Region and label listings
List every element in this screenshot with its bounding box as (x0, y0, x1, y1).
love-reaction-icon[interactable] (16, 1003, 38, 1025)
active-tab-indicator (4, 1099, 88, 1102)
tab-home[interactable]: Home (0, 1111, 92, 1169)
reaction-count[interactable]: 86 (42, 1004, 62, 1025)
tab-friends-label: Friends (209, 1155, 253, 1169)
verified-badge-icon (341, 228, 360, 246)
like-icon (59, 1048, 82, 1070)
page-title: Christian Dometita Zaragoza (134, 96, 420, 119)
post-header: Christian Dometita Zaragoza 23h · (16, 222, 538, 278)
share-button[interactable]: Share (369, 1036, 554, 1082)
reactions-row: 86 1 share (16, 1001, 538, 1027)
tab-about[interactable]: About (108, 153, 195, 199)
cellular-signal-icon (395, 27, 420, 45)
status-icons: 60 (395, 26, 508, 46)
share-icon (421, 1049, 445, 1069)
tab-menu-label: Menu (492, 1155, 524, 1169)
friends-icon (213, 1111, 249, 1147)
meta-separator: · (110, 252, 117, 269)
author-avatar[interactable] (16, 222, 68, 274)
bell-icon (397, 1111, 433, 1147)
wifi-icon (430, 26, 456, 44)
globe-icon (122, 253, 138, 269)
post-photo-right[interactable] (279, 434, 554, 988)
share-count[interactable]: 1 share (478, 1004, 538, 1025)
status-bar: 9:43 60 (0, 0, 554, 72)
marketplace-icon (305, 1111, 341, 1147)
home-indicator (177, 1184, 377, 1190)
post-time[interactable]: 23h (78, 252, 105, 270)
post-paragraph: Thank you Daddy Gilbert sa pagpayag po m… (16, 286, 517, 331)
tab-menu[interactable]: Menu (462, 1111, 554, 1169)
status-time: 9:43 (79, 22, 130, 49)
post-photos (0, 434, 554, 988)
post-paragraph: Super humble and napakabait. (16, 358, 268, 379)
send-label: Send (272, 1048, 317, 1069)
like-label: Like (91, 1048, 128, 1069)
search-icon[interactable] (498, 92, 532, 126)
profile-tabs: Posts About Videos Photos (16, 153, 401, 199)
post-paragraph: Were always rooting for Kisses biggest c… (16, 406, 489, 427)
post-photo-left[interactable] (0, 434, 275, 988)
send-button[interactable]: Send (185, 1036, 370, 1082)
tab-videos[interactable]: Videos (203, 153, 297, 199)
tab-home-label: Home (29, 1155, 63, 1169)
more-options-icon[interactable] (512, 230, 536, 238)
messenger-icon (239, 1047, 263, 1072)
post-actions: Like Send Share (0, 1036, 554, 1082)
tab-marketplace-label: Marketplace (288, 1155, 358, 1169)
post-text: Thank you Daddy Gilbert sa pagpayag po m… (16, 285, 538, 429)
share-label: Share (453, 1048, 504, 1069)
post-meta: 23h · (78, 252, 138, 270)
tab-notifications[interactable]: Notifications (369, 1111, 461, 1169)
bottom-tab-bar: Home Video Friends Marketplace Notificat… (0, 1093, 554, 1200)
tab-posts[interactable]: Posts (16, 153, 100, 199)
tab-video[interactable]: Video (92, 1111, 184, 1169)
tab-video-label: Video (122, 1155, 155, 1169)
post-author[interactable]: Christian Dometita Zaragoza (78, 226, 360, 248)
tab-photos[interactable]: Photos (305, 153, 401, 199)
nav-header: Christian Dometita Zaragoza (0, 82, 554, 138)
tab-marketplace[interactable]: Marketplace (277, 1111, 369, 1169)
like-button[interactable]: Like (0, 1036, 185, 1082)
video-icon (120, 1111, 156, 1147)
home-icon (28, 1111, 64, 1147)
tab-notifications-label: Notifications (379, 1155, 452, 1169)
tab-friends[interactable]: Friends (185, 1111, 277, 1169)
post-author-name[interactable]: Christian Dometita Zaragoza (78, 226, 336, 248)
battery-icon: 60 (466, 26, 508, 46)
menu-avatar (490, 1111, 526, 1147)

▶ DESCRIPTION OF THE TASK: Recast every line of the items above as a Markdown table with the columns Row and Line. Number each line in Row and leave out blank lines.

▶ FINAL ANSWER:
| Row | Line |
|---|---|
| 1 | List every element in this screenshot with its bounding box as (x0, y0, x1, y1). |
| 2 | love-reaction-icon[interactable] (16, 1003, 38, 1025) |
| 3 | active-tab-indicator (4, 1099, 88, 1102) |
| 4 | tab-home[interactable]: Home (0, 1111, 92, 1169) |
| 5 | reaction-count[interactable]: 86 (42, 1004, 62, 1025) |
| 6 | tab-friends-label: Friends (209, 1155, 253, 1169) |
| 7 | verified-badge-icon (341, 228, 360, 246) |
| 8 | like-icon (59, 1048, 82, 1070) |
| 9 | page-title: Christian Dometita Zaragoza (134, 96, 420, 119) |
| 10 | post-header: Christian Dometita Zaragoza 23h · (16, 222, 538, 278) |
| 11 | share-button[interactable]: Share (369, 1036, 554, 1082) |
| 12 | reactions-row: 86 1 share (16, 1001, 538, 1027) |
| 13 | tab-about[interactable]: About (108, 153, 195, 199) |
| 14 | cellular-signal-icon (395, 27, 420, 45) |
| 15 | status-icons: 60 (395, 26, 508, 46) |
| 16 | share-icon (421, 1049, 445, 1069) |
| 17 | tab-menu-label: Menu (492, 1155, 524, 1169) |
| 18 | friends-icon (213, 1111, 249, 1147) |
| 19 | meta-separator: · (110, 252, 117, 269) |
| 20 | author-avatar[interactable] (16, 222, 68, 274) |
| 21 | bell-icon (397, 1111, 433, 1147) |
| 22 | wifi-icon (430, 26, 456, 44) |
| 23 | globe-icon (122, 253, 138, 269) |
| 24 | post-photo-right[interactable] (279, 434, 554, 988) |
| 25 | share-count[interactable]: 1 share (478, 1004, 538, 1025) |
| 26 | status-bar: 9:43 60 (0, 0, 554, 72) |
| 27 | marketplace-icon (305, 1111, 341, 1147) |
| 28 | home-indicator (177, 1184, 377, 1190) |
| 29 | post-time[interactable]: 23h (78, 252, 105, 270) |
| 30 | post-paragraph: Thank you Daddy Gilbert sa pagpayag po m… (16, 286, 517, 331) |
| 31 | tab-menu[interactable]: Menu (462, 1111, 554, 1169) |
| 32 | status-time: 9:43 (79, 22, 130, 49) |
| 33 | post-photos (0, 434, 554, 988) |
| 34 | post-paragraph: Super humble and napakabait. (16, 358, 268, 379) |
| 35 | send-label: Send (272, 1048, 317, 1069) |
| 36 | like-label: Like (91, 1048, 128, 1069) |
| 37 | search-icon[interactable] (498, 92, 532, 126) |
| 38 | profile-tabs: Posts About Videos Photos (16, 153, 401, 199) |
| 39 | post-paragraph: Were always rooting for Kisses biggest c… (16, 406, 489, 427) |
| 40 | post-photo-left[interactable] (0, 434, 275, 988) |
| 41 | send-button[interactable]: Send (185, 1036, 370, 1082) |
| 42 | tab-videos[interactable]: Videos (203, 153, 297, 199) |
| 43 | tab-home-label: Home (29, 1155, 63, 1169) |
| 44 | more-options-icon[interactable] (512, 230, 536, 238) |
| 45 | messenger-icon (239, 1047, 263, 1072) |
| 46 | post-actions: Like Send Share (0, 1036, 554, 1082) |
| 47 | tab-marketplace-label: Marketplace (288, 1155, 358, 1169) |
| 48 | post-text: Thank you Daddy Gilbert sa pagpayag po m… (16, 285, 538, 429) |
| 49 | share-label: Share (453, 1048, 504, 1069) |
| 50 | post-meta: 23h · (78, 252, 138, 270) |
| 51 | tab-notifications[interactable]: Notifications (369, 1111, 461, 1169) |
| 52 | bottom-tab-bar: Home Video Friends Marketplace Notificat… (0, 1093, 554, 1200) |
| 53 | tab-posts[interactable]: Posts (16, 153, 100, 199) |
| 54 | tab-video[interactable]: Video (92, 1111, 184, 1169) |
| 55 | tab-video-label: Video (122, 1155, 155, 1169) |
| 56 | post-author[interactable]: Christian Dometita Zaragoza (78, 226, 360, 248) |
| 57 | tab-photos[interactable]: Photos (305, 153, 401, 199) |
| 58 | nav-header: Christian Dometita Zaragoza (0, 82, 554, 138) |
| 59 | tab-marketplace[interactable]: Marketplace (277, 1111, 369, 1169) |
| 60 | like-button[interactable]: Like (0, 1036, 185, 1082) |
| 61 | video-icon (120, 1111, 156, 1147) |
| 62 | home-icon (28, 1111, 64, 1147) |
| 63 | tab-notifications-label: Notifications (379, 1155, 452, 1169) |
| 64 | tab-friends[interactable]: Friends (185, 1111, 277, 1169) |
| 65 | post-author-name[interactable]: Christian Dometita Zaragoza (78, 226, 336, 248) |
| 66 | battery-icon: 60 (466, 26, 508, 46) |
| 67 | menu-avatar (490, 1111, 526, 1147) |